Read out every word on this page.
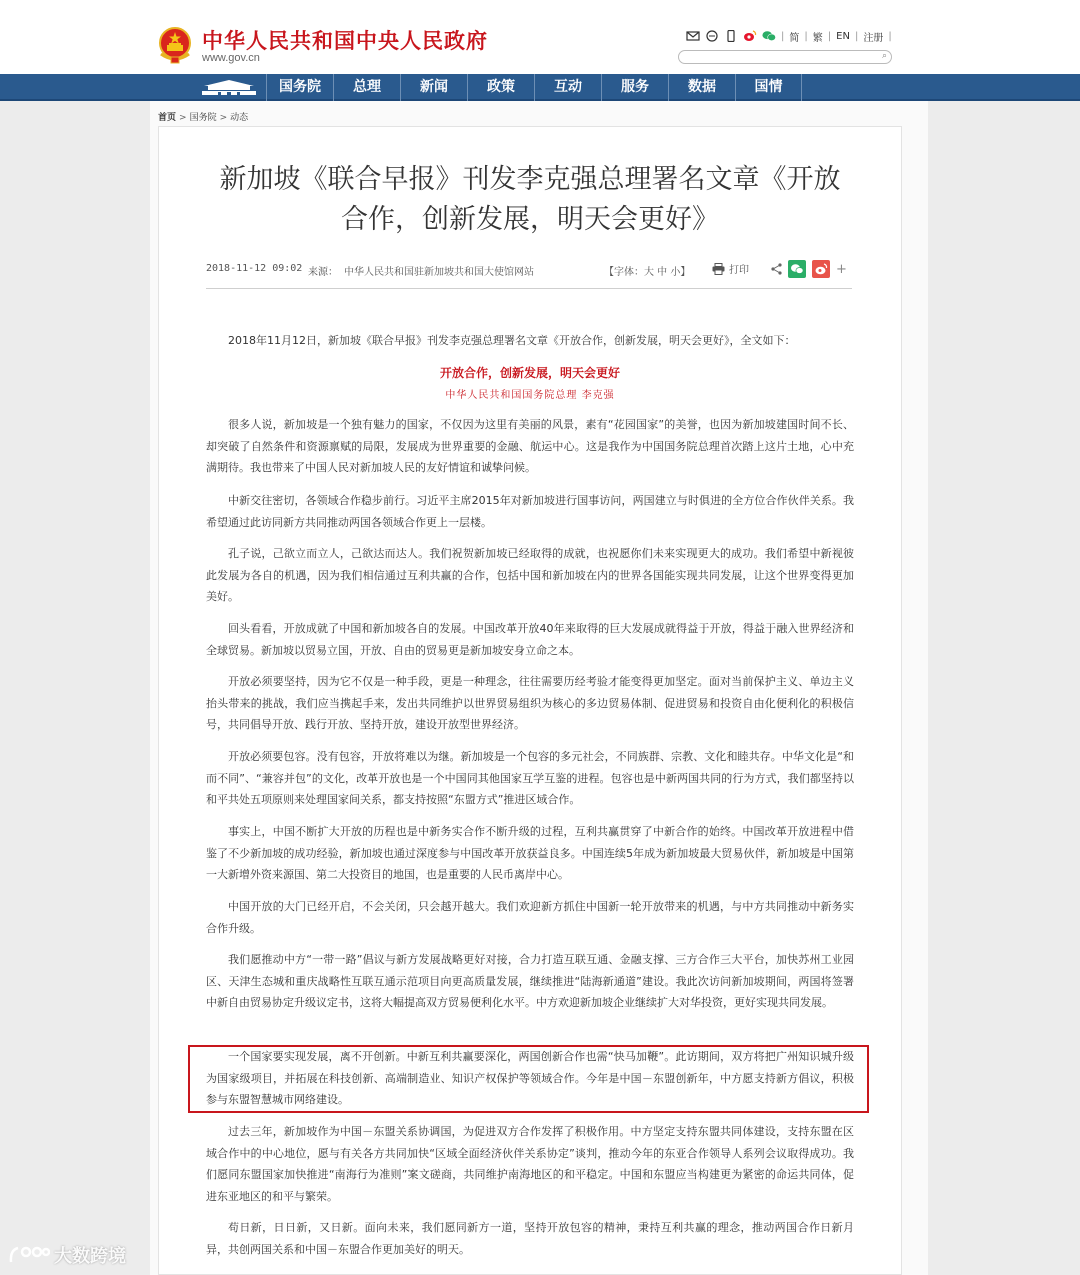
中华人民共和国中央人民政府
www.gov.cn
| 简 | 繁 | EN | 注册 |
⌕
国务院	总理	新闻	政策	互动	服务	数据	国情
首页 > 国务院 > 动态
新加坡《联合早报》刊发李克强总理署名文章《开放
合作，创新发展，明天会更好》
2018-11-12 09:02 来源： 中华人民共和国驻新加坡共和国大使馆网站	【字体：大 中 小】	打印	+
2018年11月12日，新加坡《联合早报》刊发李克强总理署名文章《开放合作，创新发展，明天会更好》，全文如下：
开放合作，创新发展，明天会更好
中华人民共和国国务院总理 李克强

很多人说，新加坡是一个独有魅力的国家，不仅因为这里有美丽的风景，素有“花园国家”的美誉，也因为新加坡建国时间不长、却突破了自然条件和资源禀赋的局限，发展成为世界重要的金融、航运中心。这是我作为中国国务院总理首次踏上这片土地，心中充满期待。我也带来了中国人民对新加坡人民的友好情谊和诚挚问候。

中新交往密切，各领域合作稳步前行。习近平主席2015年对新加坡进行国事访问，两国建立与时俱进的全方位合作伙伴关系。我希望通过此访同新方共同推动两国各领域合作更上一层楼。

孔子说，己欲立而立人，己欲达而达人。我们祝贺新加坡已经取得的成就，也祝愿你们未来实现更大的成功。我们希望中新视彼此发展为各自的机遇，因为我们相信通过互利共赢的合作，包括中国和新加坡在内的世界各国能实现共同发展，让这个世界变得更加美好。

回头看看，开放成就了中国和新加坡各自的发展。中国改革开放40年来取得的巨大发展成就得益于开放，得益于融入世界经济和全球贸易。新加坡以贸易立国，开放、自由的贸易更是新加坡安身立命之本。

开放必须要坚持，因为它不仅是一种手段，更是一种理念，往往需要历经考验才能变得更加坚定。面对当前保护主义、单边主义抬头带来的挑战，我们应当携起手来，发出共同维护以世界贸易组织为核心的多边贸易体制、促进贸易和投资自由化便利化的积极信号，共同倡导开放、践行开放、坚持开放，建设开放型世界经济。

开放必须要包容。没有包容，开放将难以为继。新加坡是一个包容的多元社会，不同族群、宗教、文化和睦共存。中华文化是“和而不同”、“兼容并包”的文化，改革开放也是一个中国同其他国家互学互鉴的进程。包容也是中新两国共同的行为方式，我们都坚持以和平共处五项原则来处理国家间关系，都支持按照“东盟方式”推进区域合作。

事实上，中国不断扩大开放的历程也是中新务实合作不断升级的过程，互利共赢贯穿了中新合作的始终。中国改革开放进程中借鉴了不少新加坡的成功经验，新加坡也通过深度参与中国改革开放获益良多。中国连续5年成为新加坡最大贸易伙伴，新加坡是中国第一大新增外资来源国、第二大投资目的地国，也是重要的人民币离岸中心。

中国开放的大门已经开启，不会关闭，只会越开越大。我们欢迎新方抓住中国新一轮开放带来的机遇，与中方共同推动中新务实合作升级。

我们愿推动中方“一带一路”倡议与新方发展战略更好对接，合力打造互联互通、金融支撑、三方合作三大平台，加快苏州工业园区、天津生态城和重庆战略性互联互通示范项目向更高质量发展，继续推进“陆海新通道”建设。我此次访问新加坡期间，两国将签署中新自由贸易协定升级议定书，这将大幅提高双方贸易便利化水平。中方欢迎新加坡企业继续扩大对华投资，更好实现共同发展。

一个国家要实现发展，离不开创新。中新互利共赢要深化，两国创新合作也需“快马加鞭”。此访期间，双方将把广州知识城升级为国家级项目，并拓展在科技创新、高端制造业、知识产权保护等领域合作。今年是中国－东盟创新年，中方愿支持新方倡议，积极参与东盟智慧城市网络建设。

过去三年，新加坡作为中国－东盟关系协调国，为促进双方合作发挥了积极作用。中方坚定支持东盟共同体建设，支持东盟在区域合作中的中心地位，愿与有关各方共同加快“区域全面经济伙伴关系协定”谈判，推动今年的东亚合作领导人系列会议取得成功。我们愿同东盟国家加快推进“南海行为准则”案文磋商，共同维护南海地区的和平稳定。中国和东盟应当构建更为紧密的命运共同体，促进东亚地区的和平与繁荣。

苟日新，日日新，又日新。面向未来，我们愿同新方一道，坚持开放包容的精神，秉持互利共赢的理念，推动两国合作日新月异，共创两国关系和中国－东盟合作更加美好的明天。

大数跨境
----------------------------------------
● GIVEN TASK:
Except for the pictures, copy every line of the records above exactly.

● THE REPLY:
Read out every word on this page.
中华人民共和国中央人民政府
www.gov.cn
| 简 | 繁 | EN | 注册 |
⌕
国务院	总理	新闻	政策	互动	服务	数据	国情
首页 > 国务院 > 动态
新加坡《联合早报》刊发李克强总理署名文章《开放
合作，创新发展，明天会更好》
2018-11-12 09:02 来源： 中华人民共和国驻新加坡共和国大使馆网站	【字体：大 中 小】	打印	+
2018年11月12日，新加坡《联合早报》刊发李克强总理署名文章《开放合作，创新发展，明天会更好》，全文如下：
开放合作，创新发展，明天会更好
中华人民共和国国务院总理 李克强

很多人说，新加坡是一个独有魅力的国家，不仅因为这里有美丽的风景，素有“花园国家”的美誉，也因为新加坡建国时间不长、却突破了自然条件和资源禀赋的局限，发展成为世界重要的金融、航运中心。这是我作为中国国务院总理首次踏上这片土地，心中充满期待。我也带来了中国人民对新加坡人民的友好情谊和诚挚问候。

中新交往密切，各领域合作稳步前行。习近平主席2015年对新加坡进行国事访问，两国建立与时俱进的全方位合作伙伴关系。我希望通过此访同新方共同推动两国各领域合作更上一层楼。

孔子说，己欲立而立人，己欲达而达人。我们祝贺新加坡已经取得的成就，也祝愿你们未来实现更大的成功。我们希望中新视彼此发展为各自的机遇，因为我们相信通过互利共赢的合作，包括中国和新加坡在内的世界各国能实现共同发展，让这个世界变得更加美好。

回头看看，开放成就了中国和新加坡各自的发展。中国改革开放40年来取得的巨大发展成就得益于开放，得益于融入世界经济和全球贸易。新加坡以贸易立国，开放、自由的贸易更是新加坡安身立命之本。

开放必须要坚持，因为它不仅是一种手段，更是一种理念，往往需要历经考验才能变得更加坚定。面对当前保护主义、单边主义抬头带来的挑战，我们应当携起手来，发出共同维护以世界贸易组织为核心的多边贸易体制、促进贸易和投资自由化便利化的积极信号，共同倡导开放、践行开放、坚持开放，建设开放型世界经济。

开放必须要包容。没有包容，开放将难以为继。新加坡是一个包容的多元社会，不同族群、宗教、文化和睦共存。中华文化是“和而不同”、“兼容并包”的文化，改革开放也是一个中国同其他国家互学互鉴的进程。包容也是中新两国共同的行为方式，我们都坚持以和平共处五项原则来处理国家间关系，都支持按照“东盟方式”推进区域合作。

事实上，中国不断扩大开放的历程也是中新务实合作不断升级的过程，互利共赢贯穿了中新合作的始终。中国改革开放进程中借鉴了不少新加坡的成功经验，新加坡也通过深度参与中国改革开放获益良多。中国连续5年成为新加坡最大贸易伙伴，新加坡是中国第一大新增外资来源国、第二大投资目的地国，也是重要的人民币离岸中心。

中国开放的大门已经开启，不会关闭，只会越开越大。我们欢迎新方抓住中国新一轮开放带来的机遇，与中方共同推动中新务实合作升级。

我们愿推动中方“一带一路”倡议与新方发展战略更好对接，合力打造互联互通、金融支撑、三方合作三大平台，加快苏州工业园区、天津生态城和重庆战略性互联互通示范项目向更高质量发展，继续推进“陆海新通道”建设。我此次访问新加坡期间，两国将签署中新自由贸易协定升级议定书，这将大幅提高双方贸易便利化水平。中方欢迎新加坡企业继续扩大对华投资，更好实现共同发展。

一个国家要实现发展，离不开创新。中新互利共赢要深化，两国创新合作也需“快马加鞭”。此访期间，双方将把广州知识城升级为国家级项目，并拓展在科技创新、高端制造业、知识产权保护等领域合作。今年是中国－东盟创新年，中方愿支持新方倡议，积极参与东盟智慧城市网络建设。

过去三年，新加坡作为中国－东盟关系协调国，为促进双方合作发挥了积极作用。中方坚定支持东盟共同体建设，支持东盟在区域合作中的中心地位，愿与有关各方共同加快“区域全面经济伙伴关系协定”谈判，推动今年的东亚合作领导人系列会议取得成功。我们愿同东盟国家加快推进“南海行为准则”案文磋商，共同维护南海地区的和平稳定。中国和东盟应当构建更为紧密的命运共同体，促进东亚地区的和平与繁荣。

苟日新，日日新，又日新。面向未来，我们愿同新方一道，坚持开放包容的精神，秉持互利共赢的理念，推动两国合作日新月异，共创两国关系和中国－东盟合作更加美好的明天。

大数跨境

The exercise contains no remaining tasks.